Short exercise> Using the entries that follow, collect the lines where the word "number" appears.

Given information>
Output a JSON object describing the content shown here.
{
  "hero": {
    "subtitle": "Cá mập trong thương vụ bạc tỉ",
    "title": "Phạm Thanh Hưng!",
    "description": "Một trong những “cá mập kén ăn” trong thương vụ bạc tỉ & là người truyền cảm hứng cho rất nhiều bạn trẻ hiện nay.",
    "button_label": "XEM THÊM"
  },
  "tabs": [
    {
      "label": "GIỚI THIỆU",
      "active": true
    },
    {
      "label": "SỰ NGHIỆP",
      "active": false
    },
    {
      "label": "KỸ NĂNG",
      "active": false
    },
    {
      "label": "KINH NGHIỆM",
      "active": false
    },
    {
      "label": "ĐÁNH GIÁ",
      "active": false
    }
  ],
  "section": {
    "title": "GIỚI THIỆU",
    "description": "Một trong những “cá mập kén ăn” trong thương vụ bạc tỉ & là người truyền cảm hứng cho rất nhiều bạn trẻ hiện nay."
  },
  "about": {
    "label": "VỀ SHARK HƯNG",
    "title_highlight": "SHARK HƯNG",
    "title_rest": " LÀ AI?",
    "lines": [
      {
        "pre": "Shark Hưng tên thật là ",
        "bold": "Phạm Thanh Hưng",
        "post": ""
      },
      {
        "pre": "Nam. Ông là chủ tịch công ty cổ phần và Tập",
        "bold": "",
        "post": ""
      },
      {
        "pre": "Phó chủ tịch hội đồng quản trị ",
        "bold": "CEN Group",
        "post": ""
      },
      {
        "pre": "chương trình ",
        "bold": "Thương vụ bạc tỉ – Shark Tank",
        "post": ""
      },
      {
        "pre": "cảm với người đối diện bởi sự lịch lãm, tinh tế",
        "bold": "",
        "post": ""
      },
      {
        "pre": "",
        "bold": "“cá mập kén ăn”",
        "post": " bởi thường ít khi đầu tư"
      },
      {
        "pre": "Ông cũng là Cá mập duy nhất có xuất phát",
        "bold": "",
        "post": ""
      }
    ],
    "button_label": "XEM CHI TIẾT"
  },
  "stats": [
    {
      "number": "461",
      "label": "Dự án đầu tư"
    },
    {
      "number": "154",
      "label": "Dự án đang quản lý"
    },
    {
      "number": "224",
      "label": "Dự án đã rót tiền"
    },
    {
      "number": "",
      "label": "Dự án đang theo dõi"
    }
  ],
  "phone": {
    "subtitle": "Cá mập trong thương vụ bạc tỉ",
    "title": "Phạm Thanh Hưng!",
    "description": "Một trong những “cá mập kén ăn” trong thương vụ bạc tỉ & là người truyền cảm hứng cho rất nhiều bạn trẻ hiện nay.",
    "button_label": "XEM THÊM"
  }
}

Correct response>
      "number": "461",
      "number": "154",
      "number": "224",
      "number": "",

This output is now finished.